What you are asked to do =>
Reproduce all the entries exactly and keep the pictures out.
-- Input data start --
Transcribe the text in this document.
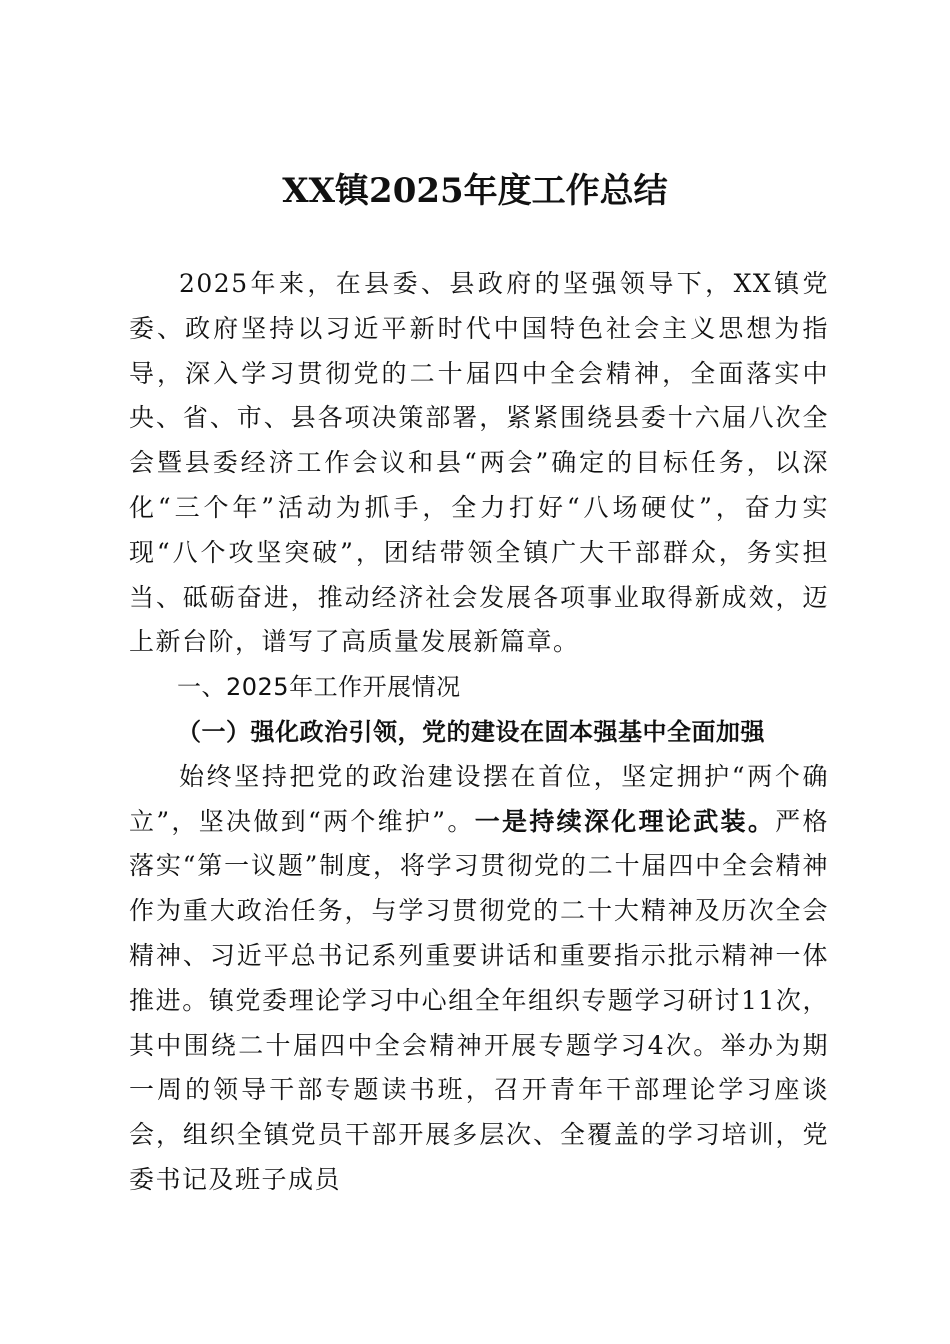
XX镇2025年度工作总结

2025年来，在县委、县政府的坚强领导下，XX镇党委、政府坚持以习近平新时代中国特色社会主义思想为指导，深入学习贯彻党的二十届四中全会精神，全面落实中央、省、市、县各项决策部署，紧紧围绕县委十六届八次全会暨县委经济工作会议和县“两会”确定的目标任务，以深化“三个年”活动为抓手，全力打好“八场硬仗”，奋力实现“八个攻坚突破”，团结带领全镇广大干部群众，务实担当、砥砺奋进，推动经济社会发展各项事业取得新成效，迈上新台阶，谱写了高质量发展新篇章。

一、2025年工作开展情况

（一）强化政治引领，党的建设在固本强基中全面加强

始终坚持把党的政治建设摆在首位，坚定拥护“两个确立”，坚决做到“两个维护”。一是持续深化理论武装。严格落实“第一议题”制度，将学习贯彻党的二十届四中全会精神作为重大政治任务，与学习贯彻党的二十大精神及历次全会精神、习近平总书记系列重要讲话和重要指示批示精神一体推进。镇党委理论学习中心组全年组织专题学习研讨11次，其中围绕二十届四中全会精神开展专题学习4次。举办为期一周的领导干部专题读书班，召开青年干部理论学习座谈会，组织全镇党员干部开展多层次、全覆盖的学习培训，党委书记及班子成员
-- Input data end --
Written response =>
Transcribe the text in this document.
XX镇2025年度工作总结

2025年来，在县委、县政府的坚强领导下，XX镇党委、政府坚持以习近平新时代中国特色社会主义思想为指导，深入学习贯彻党的二十届四中全会精神，全面落实中央、省、市、县各项决策部署，紧紧围绕县委十六届八次全会暨县委经济工作会议和县“两会”确定的目标任务，以深化“三个年”活动为抓手，全力打好“八场硬仗”，奋力实现“八个攻坚突破”，团结带领全镇广大干部群众，务实担当、砥砺奋进，推动经济社会发展各项事业取得新成效，迈上新台阶，谱写了高质量发展新篇章。

一、2025年工作开展情况

（一）强化政治引领，党的建设在固本强基中全面加强

始终坚持把党的政治建设摆在首位，坚定拥护“两个确立”，坚决做到“两个维护”。一是持续深化理论武装。严格落实“第一议题”制度，将学习贯彻党的二十届四中全会精神作为重大政治任务，与学习贯彻党的二十大精神及历次全会精神、习近平总书记系列重要讲话和重要指示批示精神一体推进。镇党委理论学习中心组全年组织专题学习研讨11次，其中围绕二十届四中全会精神开展专题学习4次。举办为期一周的领导干部专题读书班，召开青年干部理论学习座谈会，组织全镇党员干部开展多层次、全覆盖的学习培训，党委书记及班子成员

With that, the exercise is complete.